▶ **Task to complete**:
Produce a verbatim transcription of the records below, beginning at the line containing "Serialize everything readable" and ending at the final line; include only those lines.

▶ **Exercise material**:
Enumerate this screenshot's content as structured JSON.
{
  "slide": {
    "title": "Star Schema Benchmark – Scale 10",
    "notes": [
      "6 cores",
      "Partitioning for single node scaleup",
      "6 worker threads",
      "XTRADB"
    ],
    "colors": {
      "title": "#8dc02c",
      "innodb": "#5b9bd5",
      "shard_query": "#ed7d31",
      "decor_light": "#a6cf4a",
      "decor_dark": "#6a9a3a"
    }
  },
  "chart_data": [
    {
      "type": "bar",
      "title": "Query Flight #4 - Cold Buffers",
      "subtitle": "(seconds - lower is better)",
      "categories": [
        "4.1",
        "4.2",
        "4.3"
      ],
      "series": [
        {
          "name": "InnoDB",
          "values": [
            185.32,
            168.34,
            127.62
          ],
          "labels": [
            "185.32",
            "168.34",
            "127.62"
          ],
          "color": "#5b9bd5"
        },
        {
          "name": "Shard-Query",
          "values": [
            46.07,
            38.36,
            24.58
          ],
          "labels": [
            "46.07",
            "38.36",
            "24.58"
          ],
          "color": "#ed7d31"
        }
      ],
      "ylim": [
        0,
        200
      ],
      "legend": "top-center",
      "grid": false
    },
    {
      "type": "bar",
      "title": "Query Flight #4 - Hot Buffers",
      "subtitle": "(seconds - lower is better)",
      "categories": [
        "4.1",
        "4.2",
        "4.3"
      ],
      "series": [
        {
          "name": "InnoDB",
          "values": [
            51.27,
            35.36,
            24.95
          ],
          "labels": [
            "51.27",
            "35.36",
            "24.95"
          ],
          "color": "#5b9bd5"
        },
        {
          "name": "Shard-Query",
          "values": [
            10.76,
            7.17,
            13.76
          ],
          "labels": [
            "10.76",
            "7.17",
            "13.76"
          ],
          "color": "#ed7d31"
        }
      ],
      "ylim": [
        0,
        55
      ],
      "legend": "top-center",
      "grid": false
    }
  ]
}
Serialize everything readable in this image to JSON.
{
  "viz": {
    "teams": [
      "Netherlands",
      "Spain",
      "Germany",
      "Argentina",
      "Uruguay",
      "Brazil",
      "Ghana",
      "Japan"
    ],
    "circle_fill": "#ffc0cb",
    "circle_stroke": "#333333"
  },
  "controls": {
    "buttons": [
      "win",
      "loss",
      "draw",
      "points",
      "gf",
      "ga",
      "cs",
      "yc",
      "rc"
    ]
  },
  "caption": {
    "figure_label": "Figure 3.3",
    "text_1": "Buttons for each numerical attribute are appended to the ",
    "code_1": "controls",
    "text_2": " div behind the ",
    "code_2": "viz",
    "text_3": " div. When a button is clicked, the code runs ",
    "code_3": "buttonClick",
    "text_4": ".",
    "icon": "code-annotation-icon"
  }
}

▶ **Correct output**:
Serialize everything readable in this image to JSON.
{
  "viz": {
    "teams": [
      "Netherlands",
      "Spain",
      "Germany",
      "Argentina",
      "Uruguay",
      "Brazil",
      "Ghana",
      "Japan"
    ],
    "circle_fill": "#ffc0cb",
    "circle_stroke": "#333333"
  },
  "controls": {
    "buttons": [
      "win",
      "loss",
      "draw",
      "points",
      "gf",
      "ga",
      "cs",
      "yc",
      "rc"
    ]
  },
  "caption": {
    "figure_label": "Figure 3.3",
    "text_1": "Buttons for each numerical attribute are appended to the ",
    "code_1": "controls",
    "text_2": " div behind the ",
    "code_2": "viz",
    "text_3": " div. When a button is clicked, the code runs ",
    "code_3": "buttonClick",
    "text_4": ".",
    "icon": "code-annotation-icon"
  }
}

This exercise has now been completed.